(Stored records)

=-=-=

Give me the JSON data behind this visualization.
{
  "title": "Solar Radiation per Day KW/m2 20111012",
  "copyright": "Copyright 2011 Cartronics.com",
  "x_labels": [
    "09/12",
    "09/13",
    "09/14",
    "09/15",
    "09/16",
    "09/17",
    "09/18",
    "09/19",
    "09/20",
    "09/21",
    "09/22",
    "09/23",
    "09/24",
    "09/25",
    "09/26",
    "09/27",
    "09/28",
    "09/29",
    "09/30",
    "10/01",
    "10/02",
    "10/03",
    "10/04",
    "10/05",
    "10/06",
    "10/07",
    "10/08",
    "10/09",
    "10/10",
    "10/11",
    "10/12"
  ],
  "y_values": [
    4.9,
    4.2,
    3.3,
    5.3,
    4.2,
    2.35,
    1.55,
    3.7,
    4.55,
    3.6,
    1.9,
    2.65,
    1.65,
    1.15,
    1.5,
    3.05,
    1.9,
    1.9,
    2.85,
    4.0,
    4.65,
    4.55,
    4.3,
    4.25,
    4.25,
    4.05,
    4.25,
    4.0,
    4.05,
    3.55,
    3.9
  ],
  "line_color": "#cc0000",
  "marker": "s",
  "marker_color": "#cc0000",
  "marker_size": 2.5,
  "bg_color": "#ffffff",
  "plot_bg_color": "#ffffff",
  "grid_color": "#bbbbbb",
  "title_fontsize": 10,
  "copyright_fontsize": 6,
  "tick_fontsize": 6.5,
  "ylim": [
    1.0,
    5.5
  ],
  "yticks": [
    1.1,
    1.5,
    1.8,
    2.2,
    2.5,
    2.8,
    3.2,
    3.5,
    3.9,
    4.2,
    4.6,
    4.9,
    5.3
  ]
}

=-=-=

*Set task*.
Every record above should be output exactly.

*Answer below*.
Give me the JSON data behind this visualization.
{
  "title": "Solar Radiation per Day KW/m2 20111012",
  "copyright": "Copyright 2011 Cartronics.com",
  "x_labels": [
    "09/12",
    "09/13",
    "09/14",
    "09/15",
    "09/16",
    "09/17",
    "09/18",
    "09/19",
    "09/20",
    "09/21",
    "09/22",
    "09/23",
    "09/24",
    "09/25",
    "09/26",
    "09/27",
    "09/28",
    "09/29",
    "09/30",
    "10/01",
    "10/02",
    "10/03",
    "10/04",
    "10/05",
    "10/06",
    "10/07",
    "10/08",
    "10/09",
    "10/10",
    "10/11",
    "10/12"
  ],
  "y_values": [
    4.9,
    4.2,
    3.3,
    5.3,
    4.2,
    2.35,
    1.55,
    3.7,
    4.55,
    3.6,
    1.9,
    2.65,
    1.65,
    1.15,
    1.5,
    3.05,
    1.9,
    1.9,
    2.85,
    4.0,
    4.65,
    4.55,
    4.3,
    4.25,
    4.25,
    4.05,
    4.25,
    4.0,
    4.05,
    3.55,
    3.9
  ],
  "line_color": "#cc0000",
  "marker": "s",
  "marker_color": "#cc0000",
  "marker_size": 2.5,
  "bg_color": "#ffffff",
  "plot_bg_color": "#ffffff",
  "grid_color": "#bbbbbb",
  "title_fontsize": 10,
  "copyright_fontsize": 6,
  "tick_fontsize": 6.5,
  "ylim": [
    1.0,
    5.5
  ],
  "yticks": [
    1.1,
    1.5,
    1.8,
    2.2,
    2.5,
    2.8,
    3.2,
    3.5,
    3.9,
    4.2,
    4.6,
    4.9,
    5.3
  ]
}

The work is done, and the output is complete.